[Dataset entries on figures]
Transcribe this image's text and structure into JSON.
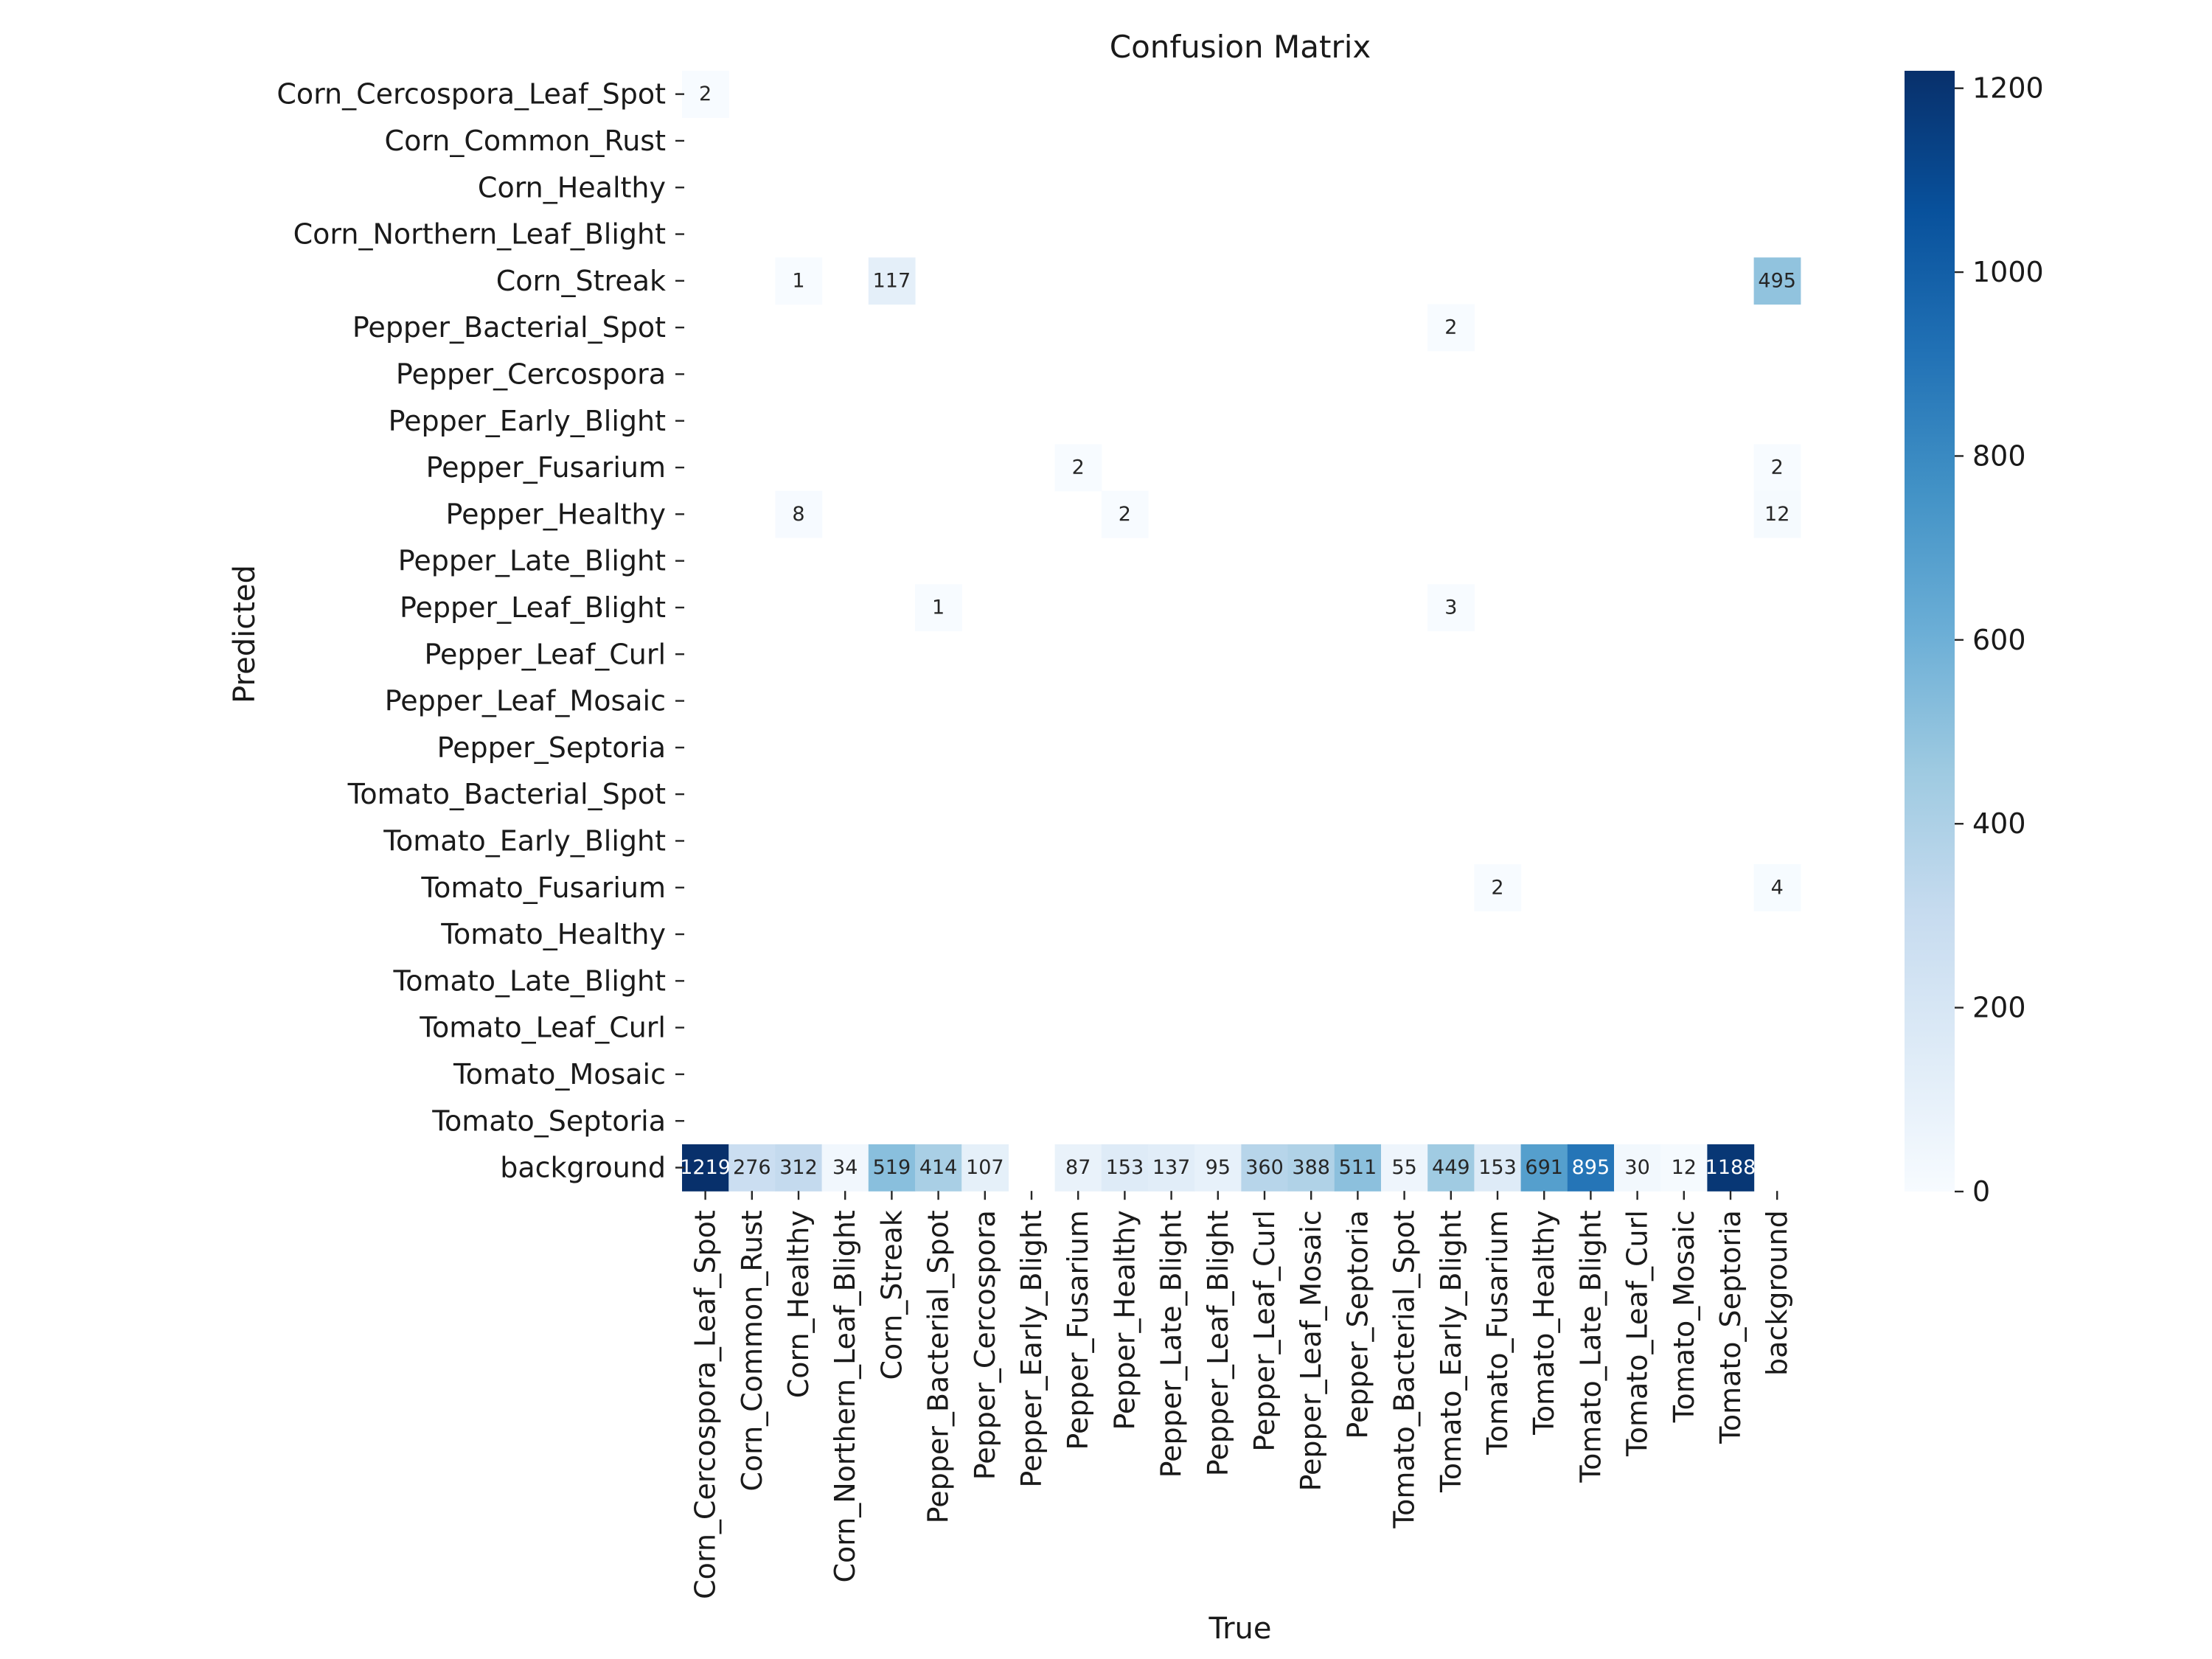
{
  "chart_data": {
    "type": "heatmap",
    "title": "Confusion Matrix",
    "xlabel": "True",
    "ylabel": "Predicted",
    "row_labels": [
      "Corn_Cercospora_Leaf_Spot",
      "Corn_Common_Rust",
      "Corn_Healthy",
      "Corn_Northern_Leaf_Blight",
      "Corn_Streak",
      "Pepper_Bacterial_Spot",
      "Pepper_Cercospora",
      "Pepper_Early_Blight",
      "Pepper_Fusarium",
      "Pepper_Healthy",
      "Pepper_Late_Blight",
      "Pepper_Leaf_Blight",
      "Pepper_Leaf_Curl",
      "Pepper_Leaf_Mosaic",
      "Pepper_Septoria",
      "Tomato_Bacterial_Spot",
      "Tomato_Early_Blight",
      "Tomato_Fusarium",
      "Tomato_Healthy",
      "Tomato_Late_Blight",
      "Tomato_Leaf_Curl",
      "Tomato_Mosaic",
      "Tomato_Septoria",
      "background"
    ],
    "col_labels": [
      "Corn_Cercospora_Leaf_Spot",
      "Corn_Common_Rust",
      "Corn_Healthy",
      "Corn_Northern_Leaf_Blight",
      "Corn_Streak",
      "Pepper_Bacterial_Spot",
      "Pepper_Cercospora",
      "Pepper_Early_Blight",
      "Pepper_Fusarium",
      "Pepper_Healthy",
      "Pepper_Late_Blight",
      "Pepper_Leaf_Blight",
      "Pepper_Leaf_Curl",
      "Pepper_Leaf_Mosaic",
      "Pepper_Septoria",
      "Tomato_Bacterial_Spot",
      "Tomato_Early_Blight",
      "Tomato_Fusarium",
      "Tomato_Healthy",
      "Tomato_Late_Blight",
      "Tomato_Leaf_Curl",
      "Tomato_Mosaic",
      "Tomato_Septoria",
      "background"
    ],
    "cells": [
      {
        "row": 0,
        "col": 0,
        "value": 2
      },
      {
        "row": 4,
        "col": 2,
        "value": 1
      },
      {
        "row": 4,
        "col": 4,
        "value": 117
      },
      {
        "row": 4,
        "col": 23,
        "value": 495
      },
      {
        "row": 5,
        "col": 16,
        "value": 2
      },
      {
        "row": 8,
        "col": 8,
        "value": 2
      },
      {
        "row": 8,
        "col": 23,
        "value": 2
      },
      {
        "row": 9,
        "col": 2,
        "value": 8
      },
      {
        "row": 9,
        "col": 9,
        "value": 2
      },
      {
        "row": 9,
        "col": 23,
        "value": 12
      },
      {
        "row": 11,
        "col": 5,
        "value": 1
      },
      {
        "row": 11,
        "col": 16,
        "value": 3
      },
      {
        "row": 17,
        "col": 17,
        "value": 2
      },
      {
        "row": 17,
        "col": 23,
        "value": 4
      },
      {
        "row": 23,
        "col": 0,
        "value": 1219
      },
      {
        "row": 23,
        "col": 1,
        "value": 276
      },
      {
        "row": 23,
        "col": 2,
        "value": 312
      },
      {
        "row": 23,
        "col": 3,
        "value": 34
      },
      {
        "row": 23,
        "col": 4,
        "value": 519
      },
      {
        "row": 23,
        "col": 5,
        "value": 414
      },
      {
        "row": 23,
        "col": 6,
        "value": 107
      },
      {
        "row": 23,
        "col": 8,
        "value": 87
      },
      {
        "row": 23,
        "col": 9,
        "value": 153
      },
      {
        "row": 23,
        "col": 10,
        "value": 137
      },
      {
        "row": 23,
        "col": 11,
        "value": 95
      },
      {
        "row": 23,
        "col": 12,
        "value": 360
      },
      {
        "row": 23,
        "col": 13,
        "value": 388
      },
      {
        "row": 23,
        "col": 14,
        "value": 511
      },
      {
        "row": 23,
        "col": 15,
        "value": 55
      },
      {
        "row": 23,
        "col": 16,
        "value": 449
      },
      {
        "row": 23,
        "col": 17,
        "value": 153
      },
      {
        "row": 23,
        "col": 18,
        "value": 691
      },
      {
        "row": 23,
        "col": 19,
        "value": 895
      },
      {
        "row": 23,
        "col": 20,
        "value": 30
      },
      {
        "row": 23,
        "col": 21,
        "value": 12
      },
      {
        "row": 23,
        "col": 22,
        "value": 1188
      }
    ],
    "colorbar": {
      "colormap": "Blues",
      "range": [
        0,
        1219
      ],
      "ticks": [
        0,
        200,
        400,
        600,
        800,
        1000,
        1200
      ]
    },
    "grid": false
  }
}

# PROBLEM:
Exactly as written above, print every line of the data but not its pictures.

# RESPONSE TO THIS TASK:
Transcribe this image's text and structure into JSON.
{
  "chart_data": {
    "type": "heatmap",
    "title": "Confusion Matrix",
    "xlabel": "True",
    "ylabel": "Predicted",
    "row_labels": [
      "Corn_Cercospora_Leaf_Spot",
      "Corn_Common_Rust",
      "Corn_Healthy",
      "Corn_Northern_Leaf_Blight",
      "Corn_Streak",
      "Pepper_Bacterial_Spot",
      "Pepper_Cercospora",
      "Pepper_Early_Blight",
      "Pepper_Fusarium",
      "Pepper_Healthy",
      "Pepper_Late_Blight",
      "Pepper_Leaf_Blight",
      "Pepper_Leaf_Curl",
      "Pepper_Leaf_Mosaic",
      "Pepper_Septoria",
      "Tomato_Bacterial_Spot",
      "Tomato_Early_Blight",
      "Tomato_Fusarium",
      "Tomato_Healthy",
      "Tomato_Late_Blight",
      "Tomato_Leaf_Curl",
      "Tomato_Mosaic",
      "Tomato_Septoria",
      "background"
    ],
    "col_labels": [
      "Corn_Cercospora_Leaf_Spot",
      "Corn_Common_Rust",
      "Corn_Healthy",
      "Corn_Northern_Leaf_Blight",
      "Corn_Streak",
      "Pepper_Bacterial_Spot",
      "Pepper_Cercospora",
      "Pepper_Early_Blight",
      "Pepper_Fusarium",
      "Pepper_Healthy",
      "Pepper_Late_Blight",
      "Pepper_Leaf_Blight",
      "Pepper_Leaf_Curl",
      "Pepper_Leaf_Mosaic",
      "Pepper_Septoria",
      "Tomato_Bacterial_Spot",
      "Tomato_Early_Blight",
      "Tomato_Fusarium",
      "Tomato_Healthy",
      "Tomato_Late_Blight",
      "Tomato_Leaf_Curl",
      "Tomato_Mosaic",
      "Tomato_Septoria",
      "background"
    ],
    "cells": [
      {
        "row": 0,
        "col": 0,
        "value": 2
      },
      {
        "row": 4,
        "col": 2,
        "value": 1
      },
      {
        "row": 4,
        "col": 4,
        "value": 117
      },
      {
        "row": 4,
        "col": 23,
        "value": 495
      },
      {
        "row": 5,
        "col": 16,
        "value": 2
      },
      {
        "row": 8,
        "col": 8,
        "value": 2
      },
      {
        "row": 8,
        "col": 23,
        "value": 2
      },
      {
        "row": 9,
        "col": 2,
        "value": 8
      },
      {
        "row": 9,
        "col": 9,
        "value": 2
      },
      {
        "row": 9,
        "col": 23,
        "value": 12
      },
      {
        "row": 11,
        "col": 5,
        "value": 1
      },
      {
        "row": 11,
        "col": 16,
        "value": 3
      },
      {
        "row": 17,
        "col": 17,
        "value": 2
      },
      {
        "row": 17,
        "col": 23,
        "value": 4
      },
      {
        "row": 23,
        "col": 0,
        "value": 1219
      },
      {
        "row": 23,
        "col": 1,
        "value": 276
      },
      {
        "row": 23,
        "col": 2,
        "value": 312
      },
      {
        "row": 23,
        "col": 3,
        "value": 34
      },
      {
        "row": 23,
        "col": 4,
        "value": 519
      },
      {
        "row": 23,
        "col": 5,
        "value": 414
      },
      {
        "row": 23,
        "col": 6,
        "value": 107
      },
      {
        "row": 23,
        "col": 8,
        "value": 87
      },
      {
        "row": 23,
        "col": 9,
        "value": 153
      },
      {
        "row": 23,
        "col": 10,
        "value": 137
      },
      {
        "row": 23,
        "col": 11,
        "value": 95
      },
      {
        "row": 23,
        "col": 12,
        "value": 360
      },
      {
        "row": 23,
        "col": 13,
        "value": 388
      },
      {
        "row": 23,
        "col": 14,
        "value": 511
      },
      {
        "row": 23,
        "col": 15,
        "value": 55
      },
      {
        "row": 23,
        "col": 16,
        "value": 449
      },
      {
        "row": 23,
        "col": 17,
        "value": 153
      },
      {
        "row": 23,
        "col": 18,
        "value": 691
      },
      {
        "row": 23,
        "col": 19,
        "value": 895
      },
      {
        "row": 23,
        "col": 20,
        "value": 30
      },
      {
        "row": 23,
        "col": 21,
        "value": 12
      },
      {
        "row": 23,
        "col": 22,
        "value": 1188
      }
    ],
    "colorbar": {
      "colormap": "Blues",
      "range": [
        0,
        1219
      ],
      "ticks": [
        0,
        200,
        400,
        600,
        800,
        1000,
        1200
      ]
    },
    "grid": false
  }
}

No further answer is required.